— Begin Dataset records —

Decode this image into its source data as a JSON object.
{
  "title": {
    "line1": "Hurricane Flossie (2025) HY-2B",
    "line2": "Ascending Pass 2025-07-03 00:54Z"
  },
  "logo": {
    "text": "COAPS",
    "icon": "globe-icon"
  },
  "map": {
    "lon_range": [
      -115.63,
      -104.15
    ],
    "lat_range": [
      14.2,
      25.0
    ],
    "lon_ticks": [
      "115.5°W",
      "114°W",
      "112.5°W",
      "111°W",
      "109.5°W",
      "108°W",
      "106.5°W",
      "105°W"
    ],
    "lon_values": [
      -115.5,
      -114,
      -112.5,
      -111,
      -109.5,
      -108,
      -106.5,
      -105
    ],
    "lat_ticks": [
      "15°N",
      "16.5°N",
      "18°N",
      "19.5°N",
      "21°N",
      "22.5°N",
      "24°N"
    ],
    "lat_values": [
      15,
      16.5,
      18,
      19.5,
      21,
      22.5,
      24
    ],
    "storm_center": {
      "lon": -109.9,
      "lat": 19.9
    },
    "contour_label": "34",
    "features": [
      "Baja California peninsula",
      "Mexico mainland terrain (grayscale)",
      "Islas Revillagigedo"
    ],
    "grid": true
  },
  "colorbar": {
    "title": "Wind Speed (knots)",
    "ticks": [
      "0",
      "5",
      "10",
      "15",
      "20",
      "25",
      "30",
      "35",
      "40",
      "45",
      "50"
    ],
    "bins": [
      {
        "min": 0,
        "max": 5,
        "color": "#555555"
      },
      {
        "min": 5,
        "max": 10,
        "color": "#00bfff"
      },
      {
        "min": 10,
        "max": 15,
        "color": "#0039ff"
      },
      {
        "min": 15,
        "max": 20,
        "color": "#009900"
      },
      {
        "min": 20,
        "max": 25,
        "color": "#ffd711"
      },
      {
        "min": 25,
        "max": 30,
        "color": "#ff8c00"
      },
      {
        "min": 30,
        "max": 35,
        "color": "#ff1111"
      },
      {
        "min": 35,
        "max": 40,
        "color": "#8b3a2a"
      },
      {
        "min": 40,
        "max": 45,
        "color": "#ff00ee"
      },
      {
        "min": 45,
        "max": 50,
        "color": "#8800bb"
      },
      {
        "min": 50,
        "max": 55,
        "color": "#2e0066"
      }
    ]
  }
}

— End Dataset records —
— Begin Dataset records —

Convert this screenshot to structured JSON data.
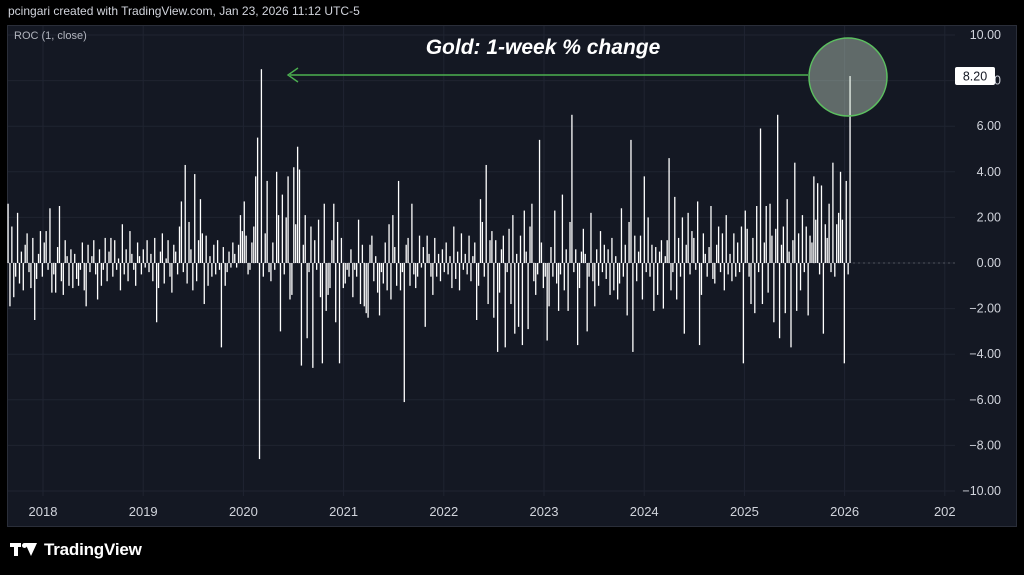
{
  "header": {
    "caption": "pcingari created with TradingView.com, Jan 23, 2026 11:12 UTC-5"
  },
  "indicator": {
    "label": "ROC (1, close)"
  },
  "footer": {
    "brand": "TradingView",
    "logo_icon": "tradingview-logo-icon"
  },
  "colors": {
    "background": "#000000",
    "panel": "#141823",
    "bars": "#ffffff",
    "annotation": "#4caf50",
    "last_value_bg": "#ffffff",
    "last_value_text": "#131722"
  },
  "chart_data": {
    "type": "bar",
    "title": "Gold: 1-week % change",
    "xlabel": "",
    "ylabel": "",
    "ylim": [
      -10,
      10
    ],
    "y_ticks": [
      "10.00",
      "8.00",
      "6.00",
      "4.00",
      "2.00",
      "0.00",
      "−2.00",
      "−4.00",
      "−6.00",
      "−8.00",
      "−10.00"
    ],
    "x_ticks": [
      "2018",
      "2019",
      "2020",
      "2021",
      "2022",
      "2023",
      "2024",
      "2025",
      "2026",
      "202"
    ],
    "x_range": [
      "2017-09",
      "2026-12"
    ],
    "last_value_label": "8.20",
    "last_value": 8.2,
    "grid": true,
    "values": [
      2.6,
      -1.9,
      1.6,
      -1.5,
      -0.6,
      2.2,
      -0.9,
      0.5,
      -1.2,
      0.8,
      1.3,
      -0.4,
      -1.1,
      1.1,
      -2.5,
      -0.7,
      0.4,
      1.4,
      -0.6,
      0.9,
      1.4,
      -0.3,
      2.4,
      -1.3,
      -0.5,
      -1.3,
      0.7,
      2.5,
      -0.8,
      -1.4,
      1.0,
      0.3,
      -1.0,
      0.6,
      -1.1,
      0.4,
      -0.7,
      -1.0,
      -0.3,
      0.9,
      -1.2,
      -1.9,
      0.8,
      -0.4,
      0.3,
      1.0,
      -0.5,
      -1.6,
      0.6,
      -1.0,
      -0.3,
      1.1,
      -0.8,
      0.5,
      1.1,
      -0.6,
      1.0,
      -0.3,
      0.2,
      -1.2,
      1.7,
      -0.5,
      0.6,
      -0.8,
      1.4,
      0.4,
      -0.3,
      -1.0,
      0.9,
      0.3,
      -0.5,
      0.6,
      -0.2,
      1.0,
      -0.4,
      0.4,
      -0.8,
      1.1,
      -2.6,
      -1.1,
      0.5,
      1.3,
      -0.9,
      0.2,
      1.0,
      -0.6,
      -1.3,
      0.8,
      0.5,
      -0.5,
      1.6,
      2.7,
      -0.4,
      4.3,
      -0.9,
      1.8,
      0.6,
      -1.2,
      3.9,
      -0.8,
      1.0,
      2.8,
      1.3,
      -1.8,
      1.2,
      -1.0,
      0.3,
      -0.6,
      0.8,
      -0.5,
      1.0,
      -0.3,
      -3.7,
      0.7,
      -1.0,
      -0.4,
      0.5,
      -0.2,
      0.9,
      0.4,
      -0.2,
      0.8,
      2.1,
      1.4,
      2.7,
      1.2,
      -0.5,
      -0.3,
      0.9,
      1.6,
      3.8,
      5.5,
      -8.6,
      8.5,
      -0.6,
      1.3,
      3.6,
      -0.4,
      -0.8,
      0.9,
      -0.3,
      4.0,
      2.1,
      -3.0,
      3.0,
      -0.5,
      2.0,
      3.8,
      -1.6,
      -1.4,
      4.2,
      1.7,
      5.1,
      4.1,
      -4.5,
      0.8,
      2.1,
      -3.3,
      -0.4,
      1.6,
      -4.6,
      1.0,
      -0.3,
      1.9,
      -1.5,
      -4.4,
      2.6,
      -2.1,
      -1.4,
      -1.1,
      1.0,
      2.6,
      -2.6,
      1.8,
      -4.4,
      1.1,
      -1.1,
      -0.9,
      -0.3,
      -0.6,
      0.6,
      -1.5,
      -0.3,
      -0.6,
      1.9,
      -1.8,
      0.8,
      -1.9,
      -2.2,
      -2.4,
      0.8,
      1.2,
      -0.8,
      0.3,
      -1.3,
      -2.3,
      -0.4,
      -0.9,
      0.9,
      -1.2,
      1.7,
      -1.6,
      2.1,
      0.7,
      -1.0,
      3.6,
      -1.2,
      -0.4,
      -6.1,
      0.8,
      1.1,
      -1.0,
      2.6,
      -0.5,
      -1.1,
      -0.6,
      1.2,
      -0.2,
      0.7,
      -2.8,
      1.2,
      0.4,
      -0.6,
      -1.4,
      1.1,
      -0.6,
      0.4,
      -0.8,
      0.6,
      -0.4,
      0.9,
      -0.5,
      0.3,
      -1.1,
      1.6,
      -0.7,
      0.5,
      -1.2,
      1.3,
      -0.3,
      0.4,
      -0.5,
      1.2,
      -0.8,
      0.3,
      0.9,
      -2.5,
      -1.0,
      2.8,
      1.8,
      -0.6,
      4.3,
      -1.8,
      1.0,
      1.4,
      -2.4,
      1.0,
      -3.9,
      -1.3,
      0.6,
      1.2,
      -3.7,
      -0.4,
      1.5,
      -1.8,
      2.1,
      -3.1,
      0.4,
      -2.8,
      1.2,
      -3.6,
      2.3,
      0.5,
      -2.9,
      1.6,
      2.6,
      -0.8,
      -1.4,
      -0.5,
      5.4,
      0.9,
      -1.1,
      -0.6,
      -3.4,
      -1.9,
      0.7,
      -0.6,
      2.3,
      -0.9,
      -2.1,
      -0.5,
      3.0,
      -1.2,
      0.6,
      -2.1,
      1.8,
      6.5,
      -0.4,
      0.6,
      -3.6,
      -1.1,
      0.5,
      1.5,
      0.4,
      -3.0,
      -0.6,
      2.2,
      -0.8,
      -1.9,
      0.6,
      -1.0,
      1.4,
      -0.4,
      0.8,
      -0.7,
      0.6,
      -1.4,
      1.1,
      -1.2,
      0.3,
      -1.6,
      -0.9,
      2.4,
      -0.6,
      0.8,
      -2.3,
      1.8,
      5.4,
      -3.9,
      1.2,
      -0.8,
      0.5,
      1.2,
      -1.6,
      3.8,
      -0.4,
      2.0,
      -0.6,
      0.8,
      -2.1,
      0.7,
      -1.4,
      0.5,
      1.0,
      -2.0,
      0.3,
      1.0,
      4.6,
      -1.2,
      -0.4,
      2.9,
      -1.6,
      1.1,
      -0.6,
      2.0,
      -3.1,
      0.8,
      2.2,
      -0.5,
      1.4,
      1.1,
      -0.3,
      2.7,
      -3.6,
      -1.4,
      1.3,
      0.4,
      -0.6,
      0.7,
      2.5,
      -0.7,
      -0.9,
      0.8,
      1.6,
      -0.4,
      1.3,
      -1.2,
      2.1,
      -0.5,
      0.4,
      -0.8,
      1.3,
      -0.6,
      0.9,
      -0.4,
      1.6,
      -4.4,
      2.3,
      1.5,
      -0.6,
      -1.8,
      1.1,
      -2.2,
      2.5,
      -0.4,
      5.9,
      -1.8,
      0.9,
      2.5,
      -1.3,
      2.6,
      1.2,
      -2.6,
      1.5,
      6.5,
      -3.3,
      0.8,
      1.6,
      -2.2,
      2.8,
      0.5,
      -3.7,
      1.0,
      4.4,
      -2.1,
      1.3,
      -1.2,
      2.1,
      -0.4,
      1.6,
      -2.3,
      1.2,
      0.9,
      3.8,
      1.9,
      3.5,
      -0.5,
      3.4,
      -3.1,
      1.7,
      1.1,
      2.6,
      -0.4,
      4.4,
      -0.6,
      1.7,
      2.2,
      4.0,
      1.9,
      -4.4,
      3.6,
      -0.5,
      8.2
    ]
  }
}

— End Dataset records —
— Begin Dataset records —

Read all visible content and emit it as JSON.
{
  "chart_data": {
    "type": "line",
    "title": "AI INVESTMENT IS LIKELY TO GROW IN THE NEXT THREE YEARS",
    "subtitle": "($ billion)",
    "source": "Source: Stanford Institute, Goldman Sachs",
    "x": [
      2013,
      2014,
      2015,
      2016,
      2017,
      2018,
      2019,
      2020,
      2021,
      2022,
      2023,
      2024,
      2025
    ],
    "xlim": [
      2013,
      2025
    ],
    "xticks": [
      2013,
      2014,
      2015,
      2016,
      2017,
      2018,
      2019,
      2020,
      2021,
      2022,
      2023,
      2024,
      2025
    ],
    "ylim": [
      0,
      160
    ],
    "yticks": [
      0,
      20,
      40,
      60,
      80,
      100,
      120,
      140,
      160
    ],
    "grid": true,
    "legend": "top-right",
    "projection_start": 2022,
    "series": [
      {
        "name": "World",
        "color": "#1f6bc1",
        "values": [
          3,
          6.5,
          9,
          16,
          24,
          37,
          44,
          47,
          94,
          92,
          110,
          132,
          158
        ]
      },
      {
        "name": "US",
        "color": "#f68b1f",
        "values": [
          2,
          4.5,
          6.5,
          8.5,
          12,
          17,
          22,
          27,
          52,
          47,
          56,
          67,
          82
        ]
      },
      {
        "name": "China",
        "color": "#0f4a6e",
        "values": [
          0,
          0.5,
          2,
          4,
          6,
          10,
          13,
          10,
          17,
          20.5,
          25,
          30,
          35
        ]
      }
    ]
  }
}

— End Dataset records —

### Task brief
Extract every line above that contains the word "JSON".

### Complete answer
Decode this image into its source data as a JSON object.
Convert this screenshot to structured JSON data.
Read all visible content and emit it as JSON.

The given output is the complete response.